--- Provided information ---

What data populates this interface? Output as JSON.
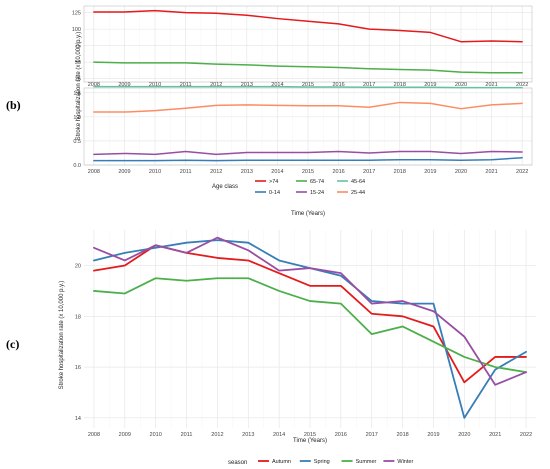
{
  "panel_labels": {
    "b": "(b)",
    "c": "(c)"
  },
  "chart_data": [
    {
      "type": "line",
      "id": "age-class-chart",
      "facets": 2,
      "x": [
        2008,
        2009,
        2010,
        2011,
        2012,
        2013,
        2014,
        2015,
        2016,
        2017,
        2018,
        2019,
        2020,
        2021,
        2022
      ],
      "xlabel": "Time (Years)",
      "ylabel": "Stroke hospitalization rate (x 10,000 p.y.)",
      "legend_title": "Age class",
      "legend_position": "bottom",
      "grid": true,
      "top_facet": {
        "ylim": [
          20,
          135
        ],
        "yticks": [
          "25",
          "50",
          "75",
          "100",
          "125"
        ],
        "series": [
          {
            "name": ">74",
            "color": "#e41a1c",
            "values": [
              126,
              126,
              128,
              125,
              124,
              121,
              116,
              112,
              108,
              100,
              98,
              95,
              81,
              82,
              81
            ]
          },
          {
            "name": "65-74",
            "color": "#4daf4a",
            "values": [
              50,
              49,
              49,
              49,
              47,
              46,
              44,
              43,
              42,
              40,
              39,
              38,
              35,
              34,
              34
            ]
          },
          {
            "name": "45-64",
            "color": "#66c2a5",
            "values": [
              13,
              13,
              13,
              13,
              13,
              13,
              13,
              12.5,
              12.5,
              12,
              12,
              12,
              11.5,
              11.5,
              11.5
            ]
          }
        ]
      },
      "bottom_facet": {
        "ylim": [
          0,
          1.6
        ],
        "yticks": [
          "0.0",
          "0.5",
          "1.0",
          "1.5"
        ],
        "series": [
          {
            "name": "0-14",
            "color": "#377eb8",
            "values": [
              0.09,
              0.09,
              0.09,
              0.1,
              0.09,
              0.1,
              0.1,
              0.1,
              0.1,
              0.1,
              0.11,
              0.11,
              0.1,
              0.11,
              0.15
            ]
          },
          {
            "name": "15-24",
            "color": "#984ea3",
            "values": [
              0.22,
              0.24,
              0.22,
              0.28,
              0.22,
              0.26,
              0.26,
              0.26,
              0.28,
              0.25,
              0.28,
              0.28,
              0.24,
              0.28,
              0.27
            ]
          },
          {
            "name": "25-44",
            "color": "#fc8d62",
            "values": [
              1.1,
              1.1,
              1.13,
              1.18,
              1.24,
              1.25,
              1.24,
              1.23,
              1.23,
              1.2,
              1.3,
              1.28,
              1.17,
              1.25,
              1.28
            ]
          }
        ]
      },
      "legend_order": [
        ">74",
        "65-74",
        "45-64",
        "0-14",
        "15-24",
        "25-44"
      ]
    },
    {
      "type": "line",
      "id": "season-chart",
      "x": [
        2008,
        2009,
        2010,
        2011,
        2012,
        2013,
        2014,
        2015,
        2016,
        2017,
        2018,
        2019,
        2020,
        2021,
        2022
      ],
      "xlabel": "Time (Years)",
      "ylabel": "Stroke hospitalization rate (x 10,000 p.y.)",
      "ylim": [
        13.6,
        21.4
      ],
      "yticks": [
        "14",
        "16",
        "18",
        "20"
      ],
      "legend_title": "season",
      "legend_position": "bottom",
      "grid": true,
      "series": [
        {
          "name": "Autumn",
          "color": "#e41a1c",
          "values": [
            19.8,
            20.0,
            20.8,
            20.5,
            20.3,
            20.2,
            19.7,
            19.2,
            19.2,
            18.1,
            18.0,
            17.6,
            15.4,
            16.4,
            16.4
          ]
        },
        {
          "name": "Spring",
          "color": "#377eb8",
          "values": [
            20.2,
            20.5,
            20.7,
            20.9,
            21.0,
            20.9,
            20.2,
            19.9,
            19.6,
            18.6,
            18.5,
            18.5,
            14.0,
            15.9,
            16.6
          ]
        },
        {
          "name": "Summer",
          "color": "#4daf4a",
          "values": [
            19.0,
            18.9,
            19.5,
            19.4,
            19.5,
            19.5,
            19.0,
            18.6,
            18.5,
            17.3,
            17.6,
            17.0,
            16.4,
            16.0,
            15.8
          ]
        },
        {
          "name": "Winter",
          "color": "#984ea3",
          "values": [
            20.7,
            20.2,
            20.8,
            20.5,
            21.1,
            20.6,
            19.8,
            19.9,
            19.7,
            18.5,
            18.6,
            18.2,
            17.2,
            15.3,
            15.8
          ]
        }
      ]
    }
  ]
}
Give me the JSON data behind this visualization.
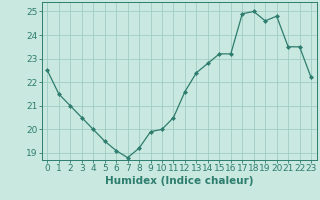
{
  "x": [
    0,
    1,
    2,
    3,
    4,
    5,
    6,
    7,
    8,
    9,
    10,
    11,
    12,
    13,
    14,
    15,
    16,
    17,
    18,
    19,
    20,
    21,
    22,
    23
  ],
  "y": [
    22.5,
    21.5,
    21.0,
    20.5,
    20.0,
    19.5,
    19.1,
    18.8,
    19.2,
    19.9,
    20.0,
    20.5,
    21.6,
    22.4,
    22.8,
    23.2,
    23.2,
    24.9,
    25.0,
    24.6,
    24.8,
    23.5,
    23.5,
    22.2
  ],
  "line_color": "#2e7d6e",
  "marker": "D",
  "marker_size": 2,
  "bg_color": "#c8e8e0",
  "grid_color": "#a0ccC4",
  "xlabel": "Humidex (Indice chaleur)",
  "ylim": [
    18.7,
    25.4
  ],
  "xlim": [
    -0.5,
    23.5
  ],
  "yticks": [
    19,
    20,
    21,
    22,
    23,
    24,
    25
  ],
  "xticks": [
    0,
    1,
    2,
    3,
    4,
    5,
    6,
    7,
    8,
    9,
    10,
    11,
    12,
    13,
    14,
    15,
    16,
    17,
    18,
    19,
    20,
    21,
    22,
    23
  ],
  "tick_color": "#2e7d6e",
  "axis_color": "#2e7d6e",
  "xlabel_fontsize": 7.5,
  "tick_fontsize": 6.5
}
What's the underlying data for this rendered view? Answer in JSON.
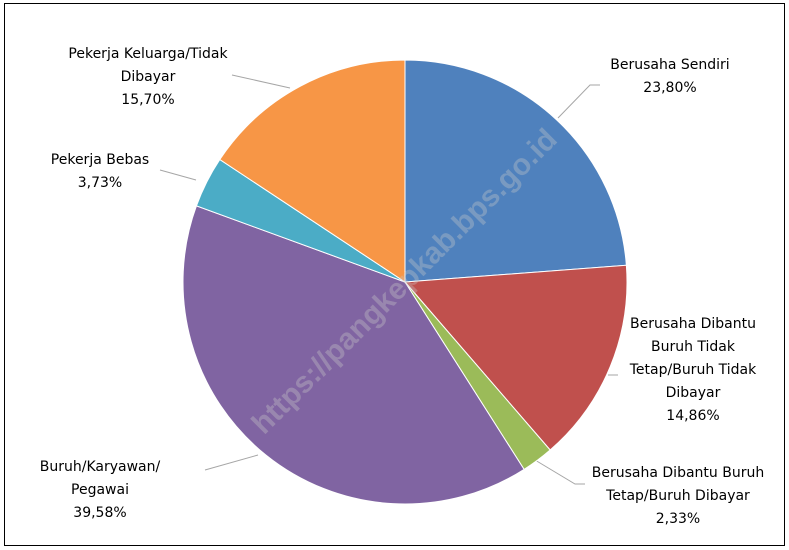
{
  "watermark": "https://pangkepkab.bps.go.id",
  "chart_data": {
    "type": "pie",
    "categories": [
      "Berusaha Sendiri",
      "Berusaha Dibantu Buruh Tidak Tetap/Buruh Tidak Dibayar",
      "Berusaha Dibantu Buruh Tetap/Buruh Dibayar",
      "Buruh/Karyawan/ Pegawai",
      "Pekerja Bebas",
      "Pekerja Keluarga/Tidak Dibayar"
    ],
    "values": [
      23.8,
      14.86,
      2.33,
      39.58,
      3.73,
      15.7
    ],
    "value_labels": [
      "23,80%",
      "14,86%",
      "2,33%",
      "39,58%",
      "3,73%",
      "15,70%"
    ],
    "colors": [
      "#4f81bd",
      "#c0504d",
      "#9bbb59",
      "#8064a2",
      "#4bacc6",
      "#f79646"
    ]
  }
}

---

## [What you will do]
Show every line in the records above that contains the word "Tetap".

## [Exercise response]
      "Berusaha Dibantu Buruh Tidak Tetap/Buruh Tidak Dibayar",
      "Berusaha Dibantu Buruh Tetap/Buruh Dibayar",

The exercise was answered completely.